-------- Extracted data --------

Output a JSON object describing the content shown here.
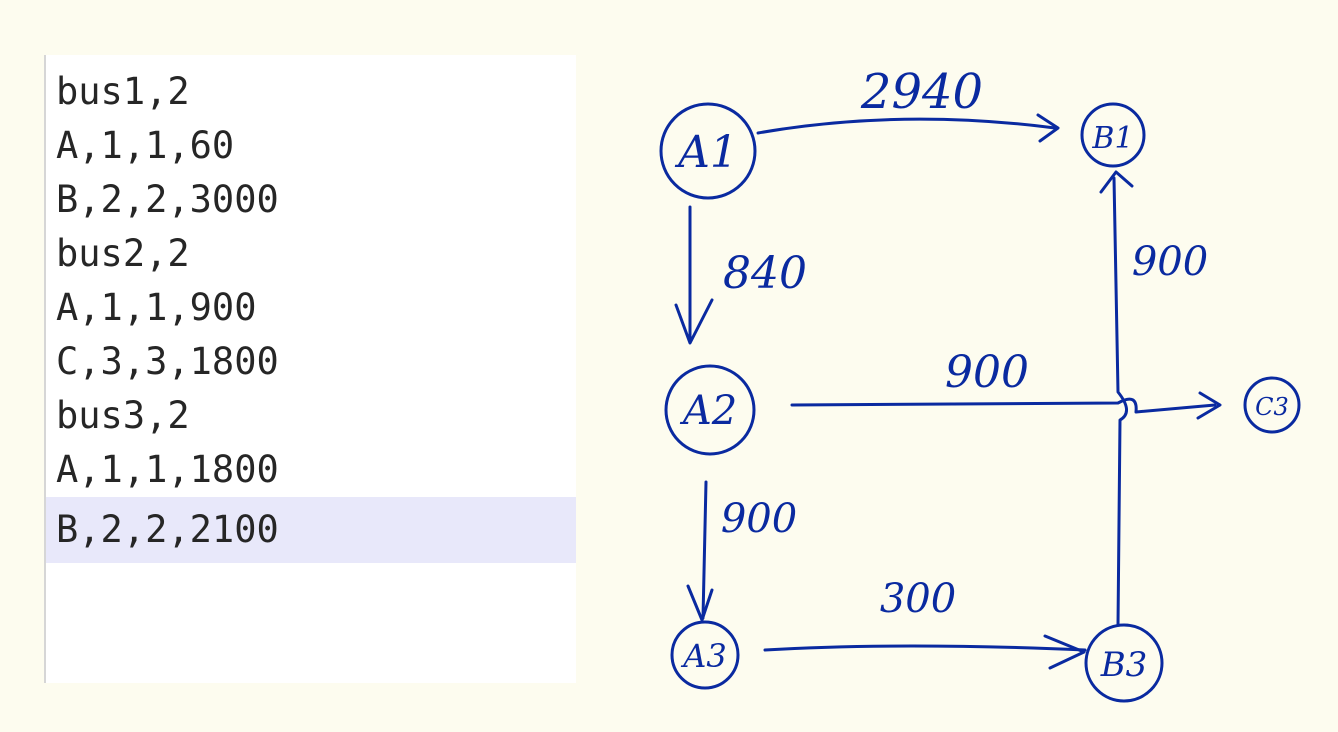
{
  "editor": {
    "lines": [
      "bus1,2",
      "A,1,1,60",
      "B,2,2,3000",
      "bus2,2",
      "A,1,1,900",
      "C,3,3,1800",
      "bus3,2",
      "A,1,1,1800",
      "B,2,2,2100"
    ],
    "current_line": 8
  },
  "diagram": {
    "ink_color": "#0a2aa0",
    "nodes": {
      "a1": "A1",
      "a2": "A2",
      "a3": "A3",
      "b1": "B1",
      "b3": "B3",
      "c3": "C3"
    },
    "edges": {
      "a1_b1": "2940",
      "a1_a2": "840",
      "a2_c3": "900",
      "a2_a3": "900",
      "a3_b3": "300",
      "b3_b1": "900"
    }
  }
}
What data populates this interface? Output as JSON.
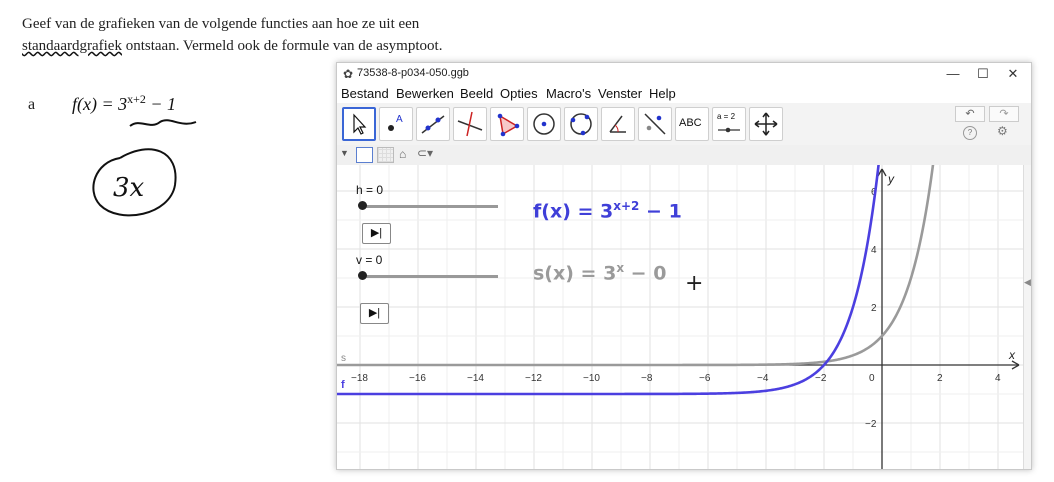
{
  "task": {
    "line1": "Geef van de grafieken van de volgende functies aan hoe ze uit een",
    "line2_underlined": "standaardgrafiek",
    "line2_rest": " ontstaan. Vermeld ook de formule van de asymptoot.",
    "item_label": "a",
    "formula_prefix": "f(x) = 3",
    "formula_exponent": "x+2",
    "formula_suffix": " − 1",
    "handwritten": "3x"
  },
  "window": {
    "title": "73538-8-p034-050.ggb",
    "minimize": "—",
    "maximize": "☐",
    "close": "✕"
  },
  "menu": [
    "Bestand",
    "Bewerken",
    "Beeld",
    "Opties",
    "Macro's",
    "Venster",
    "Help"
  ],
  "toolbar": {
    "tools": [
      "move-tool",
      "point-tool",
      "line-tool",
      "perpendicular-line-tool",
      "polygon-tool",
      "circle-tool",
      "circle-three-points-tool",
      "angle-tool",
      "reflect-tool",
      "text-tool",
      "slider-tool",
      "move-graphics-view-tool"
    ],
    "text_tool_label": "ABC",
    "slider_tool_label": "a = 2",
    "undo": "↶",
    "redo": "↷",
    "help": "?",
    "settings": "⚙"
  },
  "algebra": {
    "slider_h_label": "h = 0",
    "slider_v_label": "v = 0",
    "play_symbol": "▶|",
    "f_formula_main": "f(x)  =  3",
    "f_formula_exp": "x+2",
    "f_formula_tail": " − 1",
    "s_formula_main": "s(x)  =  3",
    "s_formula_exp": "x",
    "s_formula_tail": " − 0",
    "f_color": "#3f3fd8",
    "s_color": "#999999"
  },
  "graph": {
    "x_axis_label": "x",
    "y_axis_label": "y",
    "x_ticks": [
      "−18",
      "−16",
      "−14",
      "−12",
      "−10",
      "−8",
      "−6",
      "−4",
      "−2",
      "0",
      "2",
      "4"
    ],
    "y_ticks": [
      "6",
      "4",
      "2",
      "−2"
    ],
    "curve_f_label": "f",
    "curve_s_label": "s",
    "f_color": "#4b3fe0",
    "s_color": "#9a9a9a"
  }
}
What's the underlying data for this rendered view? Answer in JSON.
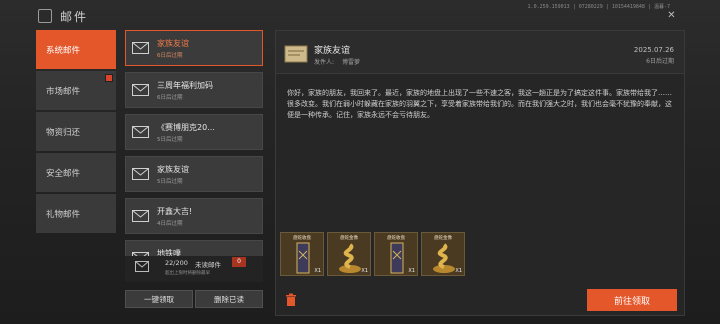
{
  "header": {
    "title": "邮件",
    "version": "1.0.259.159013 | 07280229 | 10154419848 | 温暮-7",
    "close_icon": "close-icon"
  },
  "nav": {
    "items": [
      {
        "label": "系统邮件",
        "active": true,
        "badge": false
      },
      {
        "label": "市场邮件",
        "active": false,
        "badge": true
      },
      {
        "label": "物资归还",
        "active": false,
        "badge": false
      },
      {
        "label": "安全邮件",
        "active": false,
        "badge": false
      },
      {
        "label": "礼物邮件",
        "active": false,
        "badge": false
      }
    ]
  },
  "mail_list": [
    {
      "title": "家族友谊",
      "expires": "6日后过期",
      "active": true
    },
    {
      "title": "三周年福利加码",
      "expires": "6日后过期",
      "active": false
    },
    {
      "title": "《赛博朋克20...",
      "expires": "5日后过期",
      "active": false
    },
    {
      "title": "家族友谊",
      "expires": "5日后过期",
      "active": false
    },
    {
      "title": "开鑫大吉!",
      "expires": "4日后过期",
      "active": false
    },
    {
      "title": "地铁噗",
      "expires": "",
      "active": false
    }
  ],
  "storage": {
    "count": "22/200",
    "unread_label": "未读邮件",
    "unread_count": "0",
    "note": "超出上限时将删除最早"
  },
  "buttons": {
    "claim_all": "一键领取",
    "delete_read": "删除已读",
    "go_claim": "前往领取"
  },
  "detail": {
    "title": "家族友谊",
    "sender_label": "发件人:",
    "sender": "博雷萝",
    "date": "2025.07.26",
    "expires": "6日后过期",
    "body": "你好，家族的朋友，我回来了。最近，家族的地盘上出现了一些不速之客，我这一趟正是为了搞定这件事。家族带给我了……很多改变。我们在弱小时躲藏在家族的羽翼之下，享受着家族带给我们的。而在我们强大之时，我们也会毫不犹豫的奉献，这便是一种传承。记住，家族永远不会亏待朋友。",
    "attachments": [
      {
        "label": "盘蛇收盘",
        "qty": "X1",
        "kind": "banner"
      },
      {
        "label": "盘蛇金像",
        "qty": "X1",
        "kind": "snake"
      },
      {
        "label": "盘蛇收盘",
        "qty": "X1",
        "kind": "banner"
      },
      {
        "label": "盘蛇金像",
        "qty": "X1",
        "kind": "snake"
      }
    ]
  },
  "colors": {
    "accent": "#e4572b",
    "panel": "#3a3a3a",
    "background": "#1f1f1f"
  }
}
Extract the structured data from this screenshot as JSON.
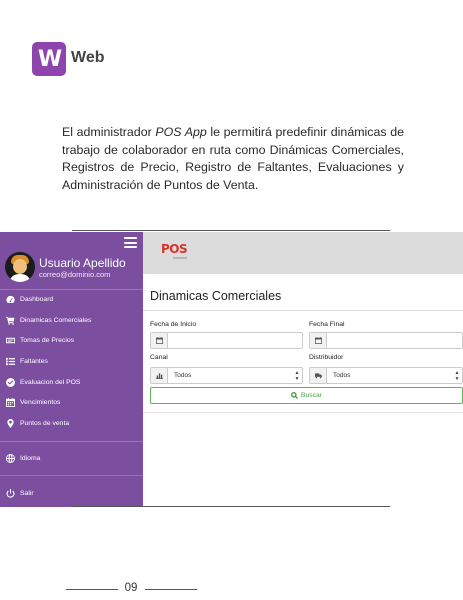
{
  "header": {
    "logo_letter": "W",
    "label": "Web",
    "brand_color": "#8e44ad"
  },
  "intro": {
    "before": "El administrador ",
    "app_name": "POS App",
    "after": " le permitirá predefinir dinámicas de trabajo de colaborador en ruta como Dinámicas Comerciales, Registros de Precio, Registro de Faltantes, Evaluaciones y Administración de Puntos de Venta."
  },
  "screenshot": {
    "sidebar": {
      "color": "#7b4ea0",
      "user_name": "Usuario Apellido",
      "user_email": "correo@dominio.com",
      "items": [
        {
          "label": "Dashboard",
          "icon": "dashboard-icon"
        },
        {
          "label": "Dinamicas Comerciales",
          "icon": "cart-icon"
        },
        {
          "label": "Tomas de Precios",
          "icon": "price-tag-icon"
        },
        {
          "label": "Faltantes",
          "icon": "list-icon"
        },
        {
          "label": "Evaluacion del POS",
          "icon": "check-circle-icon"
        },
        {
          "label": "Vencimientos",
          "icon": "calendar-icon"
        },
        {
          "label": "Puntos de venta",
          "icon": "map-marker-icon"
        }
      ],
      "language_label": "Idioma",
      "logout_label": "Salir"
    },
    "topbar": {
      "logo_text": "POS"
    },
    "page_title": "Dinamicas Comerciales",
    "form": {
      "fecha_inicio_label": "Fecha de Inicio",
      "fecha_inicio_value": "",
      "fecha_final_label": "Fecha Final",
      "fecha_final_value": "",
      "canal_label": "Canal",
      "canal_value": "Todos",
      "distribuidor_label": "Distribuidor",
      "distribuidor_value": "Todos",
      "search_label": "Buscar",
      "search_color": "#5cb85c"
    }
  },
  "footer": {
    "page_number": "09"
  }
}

--------

Exercise requirements:
Make an exact reproduction of the listing above, without any pictures.

Solution:
Output a JSON object describing the content shown here.
{
  "editor": {
    "lines": [
      "bus1,2",
      "A,1,1,60",
      "B,2,2,3000",
      "bus2,2",
      "A,1,1,900",
      "C,3,3,1800",
      "bus3,2",
      "A,1,1,1800",
      "B,2,2,2100"
    ],
    "current_line": 8
  },
  "diagram": {
    "ink_color": "#0a2aa0",
    "nodes": {
      "a1": "A1",
      "a2": "A2",
      "a3": "A3",
      "b1": "B1",
      "b3": "B3",
      "c3": "C3"
    },
    "edges": {
      "a1_b1": "2940",
      "a1_a2": "840",
      "a2_c3": "900",
      "a2_a3": "900",
      "a3_b3": "300",
      "b3_b1": "900"
    }
  }
}
What data populates this interface? Output as JSON.
{
  "task": {
    "line1": "Geef van de grafieken van de volgende functies aan hoe ze uit een",
    "line2_underlined": "standaardgrafiek",
    "line2_rest": " ontstaan. Vermeld ook de formule van de asymptoot.",
    "item_label": "a",
    "formula_prefix": "f(x) = 3",
    "formula_exponent": "x+2",
    "formula_suffix": " − 1",
    "handwritten": "3x"
  },
  "window": {
    "title": "73538-8-p034-050.ggb",
    "minimize": "—",
    "maximize": "☐",
    "close": "✕"
  },
  "menu": [
    "Bestand",
    "Bewerken",
    "Beeld",
    "Opties",
    "Macro's",
    "Venster",
    "Help"
  ],
  "toolbar": {
    "tools": [
      "move-tool",
      "point-tool",
      "line-tool",
      "perpendicular-line-tool",
      "polygon-tool",
      "circle-tool",
      "circle-three-points-tool",
      "angle-tool",
      "reflect-tool",
      "text-tool",
      "slider-tool",
      "move-graphics-view-tool"
    ],
    "text_tool_label": "ABC",
    "slider_tool_label": "a = 2",
    "undo": "↶",
    "redo": "↷",
    "help": "?",
    "settings": "⚙"
  },
  "algebra": {
    "slider_h_label": "h = 0",
    "slider_v_label": "v = 0",
    "play_symbol": "▶|",
    "f_formula_main": "f(x)  =  3",
    "f_formula_exp": "x+2",
    "f_formula_tail": " − 1",
    "s_formula_main": "s(x)  =  3",
    "s_formula_exp": "x",
    "s_formula_tail": " − 0",
    "f_color": "#3f3fd8",
    "s_color": "#999999"
  },
  "graph": {
    "x_axis_label": "x",
    "y_axis_label": "y",
    "x_ticks": [
      "−18",
      "−16",
      "−14",
      "−12",
      "−10",
      "−8",
      "−6",
      "−4",
      "−2",
      "0",
      "2",
      "4"
    ],
    "y_ticks": [
      "6",
      "4",
      "2",
      "−2"
    ],
    "curve_f_label": "f",
    "curve_s_label": "s",
    "f_color": "#4b3fe0",
    "s_color": "#9a9a9a"
  }
}
What's the underlying data for this rendered view? Answer in JSON.
{
  "header": {
    "title": "邮件",
    "version": "1.0.259.159013 | 07280229 | 10154419848 | 温暮-7",
    "close_icon": "close-icon"
  },
  "nav": {
    "items": [
      {
        "label": "系统邮件",
        "active": true,
        "badge": false
      },
      {
        "label": "市场邮件",
        "active": false,
        "badge": true
      },
      {
        "label": "物资归还",
        "active": false,
        "badge": false
      },
      {
        "label": "安全邮件",
        "active": false,
        "badge": false
      },
      {
        "label": "礼物邮件",
        "active": false,
        "badge": false
      }
    ]
  },
  "mail_list": [
    {
      "title": "家族友谊",
      "expires": "6日后过期",
      "active": true
    },
    {
      "title": "三周年福利加码",
      "expires": "6日后过期",
      "active": false
    },
    {
      "title": "《赛博朋克20...",
      "expires": "5日后过期",
      "active": false
    },
    {
      "title": "家族友谊",
      "expires": "5日后过期",
      "active": false
    },
    {
      "title": "开鑫大吉!",
      "expires": "4日后过期",
      "active": false
    },
    {
      "title": "地铁噗",
      "expires": "",
      "active": false
    }
  ],
  "storage": {
    "count": "22/200",
    "unread_label": "未读邮件",
    "unread_count": "0",
    "note": "超出上限时将删除最早"
  },
  "buttons": {
    "claim_all": "一键领取",
    "delete_read": "删除已读",
    "go_claim": "前往领取"
  },
  "detail": {
    "title": "家族友谊",
    "sender_label": "发件人:",
    "sender": "博雷萝",
    "date": "2025.07.26",
    "expires": "6日后过期",
    "body": "你好，家族的朋友，我回来了。最近，家族的地盘上出现了一些不速之客，我这一趟正是为了搞定这件事。家族带给我了……很多改变。我们在弱小时躲藏在家族的羽翼之下，享受着家族带给我们的。而在我们强大之时，我们也会毫不犹豫的奉献，这便是一种传承。记住，家族永远不会亏待朋友。",
    "attachments": [
      {
        "label": "盘蛇收盘",
        "qty": "X1",
        "kind": "banner"
      },
      {
        "label": "盘蛇金像",
        "qty": "X1",
        "kind": "snake"
      },
      {
        "label": "盘蛇收盘",
        "qty": "X1",
        "kind": "banner"
      },
      {
        "label": "盘蛇金像",
        "qty": "X1",
        "kind": "snake"
      }
    ]
  },
  "colors": {
    "accent": "#e4572b",
    "panel": "#3a3a3a",
    "background": "#1f1f1f"
  }
}
Extract the structured data from this screenshot as JSON.
{
  "header": {
    "logo_letter": "W",
    "label": "Web",
    "brand_color": "#8e44ad"
  },
  "intro": {
    "before": "El administrador ",
    "app_name": "POS App",
    "after": " le permitirá predefinir dinámicas de trabajo de colaborador en ruta como Dinámicas Comerciales, Registros de Precio, Registro de Faltantes, Evaluaciones y Administración de Puntos de Venta."
  },
  "screenshot": {
    "sidebar": {
      "color": "#7b4ea0",
      "user_name": "Usuario Apellido",
      "user_email": "correo@dominio.com",
      "items": [
        {
          "label": "Dashboard",
          "icon": "dashboard-icon"
        },
        {
          "label": "Dinamicas Comerciales",
          "icon": "cart-icon"
        },
        {
          "label": "Tomas de Precios",
          "icon": "price-tag-icon"
        },
        {
          "label": "Faltantes",
          "icon": "list-icon"
        },
        {
          "label": "Evaluacion del POS",
          "icon": "check-circle-icon"
        },
        {
          "label": "Vencimientos",
          "icon": "calendar-icon"
        },
        {
          "label": "Puntos de venta",
          "icon": "map-marker-icon"
        }
      ],
      "language_label": "Idioma",
      "logout_label": "Salir"
    },
    "topbar": {
      "logo_text": "POS"
    },
    "page_title": "Dinamicas Comerciales",
    "form": {
      "fecha_inicio_label": "Fecha de Inicio",
      "fecha_inicio_value": "",
      "fecha_final_label": "Fecha Final",
      "fecha_final_value": "",
      "canal_label": "Canal",
      "canal_value": "Todos",
      "distribuidor_label": "Distribuidor",
      "distribuidor_value": "Todos",
      "search_label": "Buscar",
      "search_color": "#5cb85c"
    }
  },
  "footer": {
    "page_number": "09"
  }
}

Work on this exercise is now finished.